WORK REQUIRED:
Every record must be written out once more, with nothing added or omitted.

------------------------------

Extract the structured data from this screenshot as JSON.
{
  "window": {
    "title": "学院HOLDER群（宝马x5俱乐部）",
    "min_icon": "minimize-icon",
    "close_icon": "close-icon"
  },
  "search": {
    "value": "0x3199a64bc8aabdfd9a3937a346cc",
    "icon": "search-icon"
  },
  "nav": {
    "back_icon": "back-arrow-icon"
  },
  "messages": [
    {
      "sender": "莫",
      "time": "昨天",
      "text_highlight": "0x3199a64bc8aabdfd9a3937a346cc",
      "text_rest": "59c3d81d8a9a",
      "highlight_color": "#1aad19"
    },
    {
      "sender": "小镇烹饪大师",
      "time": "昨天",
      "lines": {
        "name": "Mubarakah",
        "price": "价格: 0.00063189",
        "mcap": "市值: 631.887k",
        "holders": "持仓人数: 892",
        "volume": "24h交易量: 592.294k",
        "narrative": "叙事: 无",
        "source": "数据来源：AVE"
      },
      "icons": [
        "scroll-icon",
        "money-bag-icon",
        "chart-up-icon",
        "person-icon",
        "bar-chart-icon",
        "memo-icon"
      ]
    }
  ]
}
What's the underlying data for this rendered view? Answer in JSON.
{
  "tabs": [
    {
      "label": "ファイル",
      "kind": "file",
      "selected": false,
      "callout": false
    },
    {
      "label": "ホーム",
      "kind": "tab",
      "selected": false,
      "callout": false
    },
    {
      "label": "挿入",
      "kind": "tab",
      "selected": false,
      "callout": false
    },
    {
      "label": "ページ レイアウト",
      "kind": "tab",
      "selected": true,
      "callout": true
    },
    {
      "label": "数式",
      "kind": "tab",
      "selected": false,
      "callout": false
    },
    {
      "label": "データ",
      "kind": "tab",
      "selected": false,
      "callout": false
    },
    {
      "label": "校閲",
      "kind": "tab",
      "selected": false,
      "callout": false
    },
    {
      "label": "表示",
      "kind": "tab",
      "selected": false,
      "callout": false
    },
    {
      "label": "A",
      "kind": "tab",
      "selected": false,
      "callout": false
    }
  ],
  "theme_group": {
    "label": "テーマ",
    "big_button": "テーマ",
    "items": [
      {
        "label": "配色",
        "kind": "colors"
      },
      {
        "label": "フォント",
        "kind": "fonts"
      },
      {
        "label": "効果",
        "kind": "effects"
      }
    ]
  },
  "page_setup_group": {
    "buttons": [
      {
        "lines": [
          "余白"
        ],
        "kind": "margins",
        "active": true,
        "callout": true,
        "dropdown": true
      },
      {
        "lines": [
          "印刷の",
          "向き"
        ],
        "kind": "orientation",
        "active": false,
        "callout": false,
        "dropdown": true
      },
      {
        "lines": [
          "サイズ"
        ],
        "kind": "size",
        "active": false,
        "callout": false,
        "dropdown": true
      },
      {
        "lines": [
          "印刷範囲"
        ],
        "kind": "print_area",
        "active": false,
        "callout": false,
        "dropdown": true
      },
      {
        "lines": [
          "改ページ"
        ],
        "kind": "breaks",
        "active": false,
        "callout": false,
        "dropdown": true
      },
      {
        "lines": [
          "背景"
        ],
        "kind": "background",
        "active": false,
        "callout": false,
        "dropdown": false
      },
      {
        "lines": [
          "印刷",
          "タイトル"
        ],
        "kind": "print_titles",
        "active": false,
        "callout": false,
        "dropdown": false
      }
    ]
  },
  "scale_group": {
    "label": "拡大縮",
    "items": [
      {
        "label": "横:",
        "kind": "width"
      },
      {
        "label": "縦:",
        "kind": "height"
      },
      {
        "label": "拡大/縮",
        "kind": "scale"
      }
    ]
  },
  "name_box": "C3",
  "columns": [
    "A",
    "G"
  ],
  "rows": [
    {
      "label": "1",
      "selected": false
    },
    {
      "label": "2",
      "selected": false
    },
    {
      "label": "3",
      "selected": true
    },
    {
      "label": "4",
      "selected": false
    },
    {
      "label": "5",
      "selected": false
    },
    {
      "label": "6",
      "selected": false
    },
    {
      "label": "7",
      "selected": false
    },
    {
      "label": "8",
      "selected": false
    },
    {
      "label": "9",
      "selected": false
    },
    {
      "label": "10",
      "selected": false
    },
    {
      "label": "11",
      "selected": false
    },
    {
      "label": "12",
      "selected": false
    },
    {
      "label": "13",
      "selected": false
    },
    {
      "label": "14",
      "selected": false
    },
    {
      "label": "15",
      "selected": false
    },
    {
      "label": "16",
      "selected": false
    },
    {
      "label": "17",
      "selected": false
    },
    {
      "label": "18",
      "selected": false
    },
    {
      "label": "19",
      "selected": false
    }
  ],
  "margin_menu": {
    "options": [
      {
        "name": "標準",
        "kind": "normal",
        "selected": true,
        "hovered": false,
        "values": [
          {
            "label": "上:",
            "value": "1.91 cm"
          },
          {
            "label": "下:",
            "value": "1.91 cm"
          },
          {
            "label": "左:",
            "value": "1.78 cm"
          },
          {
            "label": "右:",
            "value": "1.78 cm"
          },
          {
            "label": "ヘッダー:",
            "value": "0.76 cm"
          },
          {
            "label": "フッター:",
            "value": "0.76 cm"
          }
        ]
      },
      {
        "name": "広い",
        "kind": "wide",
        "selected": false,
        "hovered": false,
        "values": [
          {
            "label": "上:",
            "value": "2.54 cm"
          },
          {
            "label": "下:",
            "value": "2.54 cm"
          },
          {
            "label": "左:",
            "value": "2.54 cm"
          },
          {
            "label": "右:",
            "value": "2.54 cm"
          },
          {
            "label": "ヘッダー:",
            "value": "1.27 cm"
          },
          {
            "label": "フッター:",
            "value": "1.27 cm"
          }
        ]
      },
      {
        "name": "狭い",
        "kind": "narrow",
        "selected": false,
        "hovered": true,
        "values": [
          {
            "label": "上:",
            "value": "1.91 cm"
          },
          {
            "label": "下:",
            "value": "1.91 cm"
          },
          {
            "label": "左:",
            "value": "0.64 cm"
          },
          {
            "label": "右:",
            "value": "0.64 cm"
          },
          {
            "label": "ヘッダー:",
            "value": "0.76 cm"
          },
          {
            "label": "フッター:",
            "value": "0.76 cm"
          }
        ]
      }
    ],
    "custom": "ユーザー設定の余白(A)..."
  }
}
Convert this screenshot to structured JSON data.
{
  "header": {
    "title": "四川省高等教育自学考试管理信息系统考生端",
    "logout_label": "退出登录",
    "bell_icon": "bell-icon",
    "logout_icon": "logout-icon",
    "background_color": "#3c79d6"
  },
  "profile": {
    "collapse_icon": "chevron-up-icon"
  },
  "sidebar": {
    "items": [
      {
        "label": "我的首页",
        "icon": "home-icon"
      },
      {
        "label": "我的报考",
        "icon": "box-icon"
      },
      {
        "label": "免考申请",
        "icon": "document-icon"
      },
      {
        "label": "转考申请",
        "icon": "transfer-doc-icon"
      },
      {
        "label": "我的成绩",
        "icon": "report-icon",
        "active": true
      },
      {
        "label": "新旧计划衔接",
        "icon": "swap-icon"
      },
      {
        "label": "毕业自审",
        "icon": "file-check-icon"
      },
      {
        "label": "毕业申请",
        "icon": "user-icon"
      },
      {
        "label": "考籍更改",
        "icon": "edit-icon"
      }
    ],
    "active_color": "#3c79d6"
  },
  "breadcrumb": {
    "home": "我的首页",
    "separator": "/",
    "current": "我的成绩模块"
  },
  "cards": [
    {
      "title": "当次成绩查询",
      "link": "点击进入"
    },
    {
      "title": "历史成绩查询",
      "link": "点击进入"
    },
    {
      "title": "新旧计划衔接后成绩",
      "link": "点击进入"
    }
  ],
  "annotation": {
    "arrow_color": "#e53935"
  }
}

------------------------------

SOLUTION FOR THIS TASK:
Extract the structured data from this screenshot as JSON.
{
  "window": {
    "title": "学院HOLDER群（宝马x5俱乐部）",
    "min_icon": "minimize-icon",
    "close_icon": "close-icon"
  },
  "search": {
    "value": "0x3199a64bc8aabdfd9a3937a346cc",
    "icon": "search-icon"
  },
  "nav": {
    "back_icon": "back-arrow-icon"
  },
  "messages": [
    {
      "sender": "莫",
      "time": "昨天",
      "text_highlight": "0x3199a64bc8aabdfd9a3937a346cc",
      "text_rest": "59c3d81d8a9a",
      "highlight_color": "#1aad19"
    },
    {
      "sender": "小镇烹饪大师",
      "time": "昨天",
      "lines": {
        "name": "Mubarakah",
        "price": "价格: 0.00063189",
        "mcap": "市值: 631.887k",
        "holders": "持仓人数: 892",
        "volume": "24h交易量: 592.294k",
        "narrative": "叙事: 无",
        "source": "数据来源：AVE"
      },
      "icons": [
        "scroll-icon",
        "money-bag-icon",
        "chart-up-icon",
        "person-icon",
        "bar-chart-icon",
        "memo-icon"
      ]
    }
  ]
}
What's the underlying data for this rendered view? Answer in JSON.
{
  "tabs": [
    {
      "label": "ファイル",
      "kind": "file",
      "selected": false,
      "callout": false
    },
    {
      "label": "ホーム",
      "kind": "tab",
      "selected": false,
      "callout": false
    },
    {
      "label": "挿入",
      "kind": "tab",
      "selected": false,
      "callout": false
    },
    {
      "label": "ページ レイアウト",
      "kind": "tab",
      "selected": true,
      "callout": true
    },
    {
      "label": "数式",
      "kind": "tab",
      "selected": false,
      "callout": false
    },
    {
      "label": "データ",
      "kind": "tab",
      "selected": false,
      "callout": false
    },
    {
      "label": "校閲",
      "kind": "tab",
      "selected": false,
      "callout": false
    },
    {
      "label": "表示",
      "kind": "tab",
      "selected": false,
      "callout": false
    },
    {
      "label": "A",
      "kind": "tab",
      "selected": false,
      "callout": false
    }
  ],
  "theme_group": {
    "label": "テーマ",
    "big_button": "テーマ",
    "items": [
      {
        "label": "配色",
        "kind": "colors"
      },
      {
        "label": "フォント",
        "kind": "fonts"
      },
      {
        "label": "効果",
        "kind": "effects"
      }
    ]
  },
  "page_setup_group": {
    "buttons": [
      {
        "lines": [
          "余白"
        ],
        "kind": "margins",
        "active": true,
        "callout": true,
        "dropdown": true
      },
      {
        "lines": [
          "印刷の",
          "向き"
        ],
        "kind": "orientation",
        "active": false,
        "callout": false,
        "dropdown": true
      },
      {
        "lines": [
          "サイズ"
        ],
        "kind": "size",
        "active": false,
        "callout": false,
        "dropdown": true
      },
      {
        "lines": [
          "印刷範囲"
        ],
        "kind": "print_area",
        "active": false,
        "callout": false,
        "dropdown": true
      },
      {
        "lines": [
          "改ページ"
        ],
        "kind": "breaks",
        "active": false,
        "callout": false,
        "dropdown": true
      },
      {
        "lines": [
          "背景"
        ],
        "kind": "background",
        "active": false,
        "callout": false,
        "dropdown": false
      },
      {
        "lines": [
          "印刷",
          "タイトル"
        ],
        "kind": "print_titles",
        "active": false,
        "callout": false,
        "dropdown": false
      }
    ]
  },
  "scale_group": {
    "label": "拡大縮",
    "items": [
      {
        "label": "横:",
        "kind": "width"
      },
      {
        "label": "縦:",
        "kind": "height"
      },
      {
        "label": "拡大/縮",
        "kind": "scale"
      }
    ]
  },
  "name_box": "C3",
  "columns": [
    "A",
    "G"
  ],
  "rows": [
    {
      "label": "1",
      "selected": false
    },
    {
      "label": "2",
      "selected": false
    },
    {
      "label": "3",
      "selected": true
    },
    {
      "label": "4",
      "selected": false
    },
    {
      "label": "5",
      "selected": false
    },
    {
      "label": "6",
      "selected": false
    },
    {
      "label": "7",
      "selected": false
    },
    {
      "label": "8",
      "selected": false
    },
    {
      "label": "9",
      "selected": false
    },
    {
      "label": "10",
      "selected": false
    },
    {
      "label": "11",
      "selected": false
    },
    {
      "label": "12",
      "selected": false
    },
    {
      "label": "13",
      "selected": false
    },
    {
      "label": "14",
      "selected": false
    },
    {
      "label": "15",
      "selected": false
    },
    {
      "label": "16",
      "selected": false
    },
    {
      "label": "17",
      "selected": false
    },
    {
      "label": "18",
      "selected": false
    },
    {
      "label": "19",
      "selected": false
    }
  ],
  "margin_menu": {
    "options": [
      {
        "name": "標準",
        "kind": "normal",
        "selected": true,
        "hovered": false,
        "values": [
          {
            "label": "上:",
            "value": "1.91 cm"
          },
          {
            "label": "下:",
            "value": "1.91 cm"
          },
          {
            "label": "左:",
            "value": "1.78 cm"
          },
          {
            "label": "右:",
            "value": "1.78 cm"
          },
          {
            "label": "ヘッダー:",
            "value": "0.76 cm"
          },
          {
            "label": "フッター:",
            "value": "0.76 cm"
          }
        ]
      },
      {
        "name": "広い",
        "kind": "wide",
        "selected": false,
        "hovered": false,
        "values": [
          {
            "label": "上:",
            "value": "2.54 cm"
          },
          {
            "label": "下:",
            "value": "2.54 cm"
          },
          {
            "label": "左:",
            "value": "2.54 cm"
          },
          {
            "label": "右:",
            "value": "2.54 cm"
          },
          {
            "label": "ヘッダー:",
            "value": "1.27 cm"
          },
          {
            "label": "フッター:",
            "value": "1.27 cm"
          }
        ]
      },
      {
        "name": "狭い",
        "kind": "narrow",
        "selected": false,
        "hovered": true,
        "values": [
          {
            "label": "上:",
            "value": "1.91 cm"
          },
          {
            "label": "下:",
            "value": "1.91 cm"
          },
          {
            "label": "左:",
            "value": "0.64 cm"
          },
          {
            "label": "右:",
            "value": "0.64 cm"
          },
          {
            "label": "ヘッダー:",
            "value": "0.76 cm"
          },
          {
            "label": "フッター:",
            "value": "0.76 cm"
          }
        ]
      }
    ],
    "custom": "ユーザー設定の余白(A)..."
  }
}
Convert this screenshot to structured JSON data.
{
  "header": {
    "title": "四川省高等教育自学考试管理信息系统考生端",
    "logout_label": "退出登录",
    "bell_icon": "bell-icon",
    "logout_icon": "logout-icon",
    "background_color": "#3c79d6"
  },
  "profile": {
    "collapse_icon": "chevron-up-icon"
  },
  "sidebar": {
    "items": [
      {
        "label": "我的首页",
        "icon": "home-icon"
      },
      {
        "label": "我的报考",
        "icon": "box-icon"
      },
      {
        "label": "免考申请",
        "icon": "document-icon"
      },
      {
        "label": "转考申请",
        "icon": "transfer-doc-icon"
      },
      {
        "label": "我的成绩",
        "icon": "report-icon",
        "active": true
      },
      {
        "label": "新旧计划衔接",
        "icon": "swap-icon"
      },
      {
        "label": "毕业自审",
        "icon": "file-check-icon"
      },
      {
        "label": "毕业申请",
        "icon": "user-icon"
      },
      {
        "label": "考籍更改",
        "icon": "edit-icon"
      }
    ],
    "active_color": "#3c79d6"
  },
  "breadcrumb": {
    "home": "我的首页",
    "separator": "/",
    "current": "我的成绩模块"
  },
  "cards": [
    {
      "title": "当次成绩查询",
      "link": "点击进入"
    },
    {
      "title": "历史成绩查询",
      "link": "点击进入"
    },
    {
      "title": "新旧计划衔接后成绩",
      "link": "点击进入"
    }
  ],
  "annotation": {
    "arrow_color": "#e53935"
  }
}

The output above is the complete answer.